— GIVEN TASK —
Locate each line of the material that contains "missing", then return it.

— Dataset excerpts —
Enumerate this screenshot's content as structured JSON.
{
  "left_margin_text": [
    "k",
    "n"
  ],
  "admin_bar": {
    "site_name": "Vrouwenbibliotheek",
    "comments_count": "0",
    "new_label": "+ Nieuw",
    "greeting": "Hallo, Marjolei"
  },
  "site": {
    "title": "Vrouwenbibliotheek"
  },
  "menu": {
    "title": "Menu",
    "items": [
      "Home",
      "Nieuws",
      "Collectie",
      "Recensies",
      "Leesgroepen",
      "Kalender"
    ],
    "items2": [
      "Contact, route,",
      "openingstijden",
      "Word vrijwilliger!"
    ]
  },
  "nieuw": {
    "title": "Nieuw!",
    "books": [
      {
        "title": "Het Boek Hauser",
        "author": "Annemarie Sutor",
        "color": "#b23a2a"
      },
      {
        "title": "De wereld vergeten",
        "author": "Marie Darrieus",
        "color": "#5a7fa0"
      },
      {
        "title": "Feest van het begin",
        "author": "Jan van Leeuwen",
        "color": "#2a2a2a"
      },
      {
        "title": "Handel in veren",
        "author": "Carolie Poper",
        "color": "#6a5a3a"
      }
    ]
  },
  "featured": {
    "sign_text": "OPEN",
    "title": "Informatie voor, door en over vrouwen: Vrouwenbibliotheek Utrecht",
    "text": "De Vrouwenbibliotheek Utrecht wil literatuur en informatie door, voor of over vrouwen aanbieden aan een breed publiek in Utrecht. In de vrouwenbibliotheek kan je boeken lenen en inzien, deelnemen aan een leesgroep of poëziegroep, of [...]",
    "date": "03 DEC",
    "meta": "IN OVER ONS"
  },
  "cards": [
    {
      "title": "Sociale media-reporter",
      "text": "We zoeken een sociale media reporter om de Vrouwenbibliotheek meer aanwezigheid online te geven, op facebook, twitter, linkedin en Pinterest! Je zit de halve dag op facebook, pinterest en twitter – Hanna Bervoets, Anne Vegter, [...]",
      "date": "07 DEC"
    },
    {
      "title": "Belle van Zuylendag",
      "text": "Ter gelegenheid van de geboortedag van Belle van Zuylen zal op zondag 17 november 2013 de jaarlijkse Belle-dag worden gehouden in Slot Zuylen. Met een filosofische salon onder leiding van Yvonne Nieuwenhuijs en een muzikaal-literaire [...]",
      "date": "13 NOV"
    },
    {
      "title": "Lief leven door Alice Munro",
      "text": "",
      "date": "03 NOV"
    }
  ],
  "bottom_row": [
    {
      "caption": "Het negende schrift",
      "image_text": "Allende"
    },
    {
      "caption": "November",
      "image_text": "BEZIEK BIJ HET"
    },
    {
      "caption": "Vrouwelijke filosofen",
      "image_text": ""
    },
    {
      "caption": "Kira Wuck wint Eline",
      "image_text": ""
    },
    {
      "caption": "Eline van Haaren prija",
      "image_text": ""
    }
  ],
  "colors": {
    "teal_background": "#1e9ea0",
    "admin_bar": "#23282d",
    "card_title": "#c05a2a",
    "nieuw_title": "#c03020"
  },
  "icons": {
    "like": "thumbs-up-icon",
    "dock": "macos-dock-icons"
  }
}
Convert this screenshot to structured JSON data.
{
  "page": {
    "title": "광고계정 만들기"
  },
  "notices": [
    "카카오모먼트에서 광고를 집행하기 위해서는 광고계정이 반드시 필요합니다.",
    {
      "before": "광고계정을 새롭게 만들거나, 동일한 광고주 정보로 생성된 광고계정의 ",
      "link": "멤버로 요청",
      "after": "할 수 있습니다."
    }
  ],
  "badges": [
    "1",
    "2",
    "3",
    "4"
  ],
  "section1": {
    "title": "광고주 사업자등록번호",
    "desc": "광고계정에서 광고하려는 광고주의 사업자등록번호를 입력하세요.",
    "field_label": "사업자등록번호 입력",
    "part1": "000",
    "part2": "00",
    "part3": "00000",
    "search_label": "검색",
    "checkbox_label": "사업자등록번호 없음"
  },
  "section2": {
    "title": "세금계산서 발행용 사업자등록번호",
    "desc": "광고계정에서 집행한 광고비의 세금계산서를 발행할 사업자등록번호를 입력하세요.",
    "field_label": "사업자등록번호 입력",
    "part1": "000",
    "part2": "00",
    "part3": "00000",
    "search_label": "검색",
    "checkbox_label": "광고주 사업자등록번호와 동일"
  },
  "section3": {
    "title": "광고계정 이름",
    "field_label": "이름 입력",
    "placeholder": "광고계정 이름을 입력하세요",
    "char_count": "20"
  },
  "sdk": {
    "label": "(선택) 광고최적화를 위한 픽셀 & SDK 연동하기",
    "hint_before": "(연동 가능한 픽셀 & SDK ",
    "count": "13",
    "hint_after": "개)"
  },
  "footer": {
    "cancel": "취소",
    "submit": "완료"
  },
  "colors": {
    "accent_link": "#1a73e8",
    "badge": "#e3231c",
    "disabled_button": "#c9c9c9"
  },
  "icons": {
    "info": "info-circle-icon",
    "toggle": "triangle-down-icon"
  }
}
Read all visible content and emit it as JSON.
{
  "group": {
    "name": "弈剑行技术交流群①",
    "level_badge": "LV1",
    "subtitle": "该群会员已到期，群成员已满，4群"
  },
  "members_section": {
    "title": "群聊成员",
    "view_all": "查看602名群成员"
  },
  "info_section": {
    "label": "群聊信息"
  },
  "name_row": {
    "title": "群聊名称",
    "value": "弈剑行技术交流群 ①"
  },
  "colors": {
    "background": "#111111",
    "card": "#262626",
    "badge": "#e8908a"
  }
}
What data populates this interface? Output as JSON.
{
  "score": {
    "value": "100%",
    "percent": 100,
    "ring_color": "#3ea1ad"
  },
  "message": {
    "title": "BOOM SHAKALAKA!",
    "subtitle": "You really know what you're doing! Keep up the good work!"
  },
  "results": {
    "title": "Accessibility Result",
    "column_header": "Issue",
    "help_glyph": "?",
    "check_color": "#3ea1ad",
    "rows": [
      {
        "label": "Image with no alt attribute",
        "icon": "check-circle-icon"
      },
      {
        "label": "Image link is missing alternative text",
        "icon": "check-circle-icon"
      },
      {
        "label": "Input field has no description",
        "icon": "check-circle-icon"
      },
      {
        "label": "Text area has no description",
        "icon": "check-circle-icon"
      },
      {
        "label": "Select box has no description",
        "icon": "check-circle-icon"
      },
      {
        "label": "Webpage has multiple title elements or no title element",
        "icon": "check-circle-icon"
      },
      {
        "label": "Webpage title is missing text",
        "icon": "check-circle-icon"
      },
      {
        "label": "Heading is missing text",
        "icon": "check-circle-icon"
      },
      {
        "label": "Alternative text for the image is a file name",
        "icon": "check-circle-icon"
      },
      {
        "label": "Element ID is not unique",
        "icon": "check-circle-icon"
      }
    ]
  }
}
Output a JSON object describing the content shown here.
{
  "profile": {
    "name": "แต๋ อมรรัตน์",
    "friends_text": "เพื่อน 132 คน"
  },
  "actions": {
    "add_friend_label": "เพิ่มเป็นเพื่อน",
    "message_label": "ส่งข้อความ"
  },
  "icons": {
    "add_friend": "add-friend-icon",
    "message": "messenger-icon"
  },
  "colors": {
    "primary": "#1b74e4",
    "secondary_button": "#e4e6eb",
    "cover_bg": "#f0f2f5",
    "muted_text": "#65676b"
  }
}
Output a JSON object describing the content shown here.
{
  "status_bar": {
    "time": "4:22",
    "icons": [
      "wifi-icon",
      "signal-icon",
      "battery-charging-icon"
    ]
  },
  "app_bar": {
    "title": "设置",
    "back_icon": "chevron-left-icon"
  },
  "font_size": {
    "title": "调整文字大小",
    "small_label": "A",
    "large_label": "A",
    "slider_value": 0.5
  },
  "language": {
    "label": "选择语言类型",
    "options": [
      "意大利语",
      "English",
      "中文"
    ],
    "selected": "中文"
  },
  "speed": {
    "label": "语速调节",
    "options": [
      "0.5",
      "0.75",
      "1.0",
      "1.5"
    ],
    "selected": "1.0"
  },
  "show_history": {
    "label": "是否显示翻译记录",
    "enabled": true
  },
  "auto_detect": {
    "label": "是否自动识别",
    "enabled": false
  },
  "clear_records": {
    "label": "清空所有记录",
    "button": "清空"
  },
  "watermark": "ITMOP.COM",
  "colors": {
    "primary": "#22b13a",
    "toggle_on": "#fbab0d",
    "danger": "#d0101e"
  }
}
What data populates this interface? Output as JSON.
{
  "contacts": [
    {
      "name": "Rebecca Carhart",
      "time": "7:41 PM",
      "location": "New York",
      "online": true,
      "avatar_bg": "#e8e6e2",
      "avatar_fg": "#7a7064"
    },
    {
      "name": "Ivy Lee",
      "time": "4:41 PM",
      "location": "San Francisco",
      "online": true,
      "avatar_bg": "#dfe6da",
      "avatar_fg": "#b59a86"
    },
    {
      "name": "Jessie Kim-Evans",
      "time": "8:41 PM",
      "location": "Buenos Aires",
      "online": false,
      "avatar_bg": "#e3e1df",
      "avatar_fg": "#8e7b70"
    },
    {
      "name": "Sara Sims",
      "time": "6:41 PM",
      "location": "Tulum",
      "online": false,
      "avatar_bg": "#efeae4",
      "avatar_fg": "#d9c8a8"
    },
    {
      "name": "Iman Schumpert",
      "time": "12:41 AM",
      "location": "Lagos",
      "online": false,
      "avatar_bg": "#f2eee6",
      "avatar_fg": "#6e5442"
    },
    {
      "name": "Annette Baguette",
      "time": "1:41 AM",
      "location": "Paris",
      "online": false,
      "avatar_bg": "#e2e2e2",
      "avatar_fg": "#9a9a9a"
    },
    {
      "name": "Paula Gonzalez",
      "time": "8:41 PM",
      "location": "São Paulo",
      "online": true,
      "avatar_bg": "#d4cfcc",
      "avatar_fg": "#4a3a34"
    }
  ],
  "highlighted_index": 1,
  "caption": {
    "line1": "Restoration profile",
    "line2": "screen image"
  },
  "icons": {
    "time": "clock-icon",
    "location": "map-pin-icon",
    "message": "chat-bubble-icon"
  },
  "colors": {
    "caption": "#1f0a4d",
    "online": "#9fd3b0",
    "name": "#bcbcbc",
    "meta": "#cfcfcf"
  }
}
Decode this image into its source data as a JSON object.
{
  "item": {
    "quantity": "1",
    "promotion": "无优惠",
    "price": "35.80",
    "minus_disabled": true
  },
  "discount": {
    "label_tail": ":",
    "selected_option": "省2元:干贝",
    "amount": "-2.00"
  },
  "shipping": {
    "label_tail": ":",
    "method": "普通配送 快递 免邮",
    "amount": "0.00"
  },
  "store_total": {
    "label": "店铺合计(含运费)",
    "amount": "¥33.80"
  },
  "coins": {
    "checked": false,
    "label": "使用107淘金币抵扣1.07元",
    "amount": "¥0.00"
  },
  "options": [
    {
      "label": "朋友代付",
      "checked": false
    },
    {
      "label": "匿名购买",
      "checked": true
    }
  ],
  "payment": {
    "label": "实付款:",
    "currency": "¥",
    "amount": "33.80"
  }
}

— COMPLETE OUTPUT —
        "label": "Image link is missing alternative text",
        "label": "Webpage title is missing text",
        "label": "Heading is missing text",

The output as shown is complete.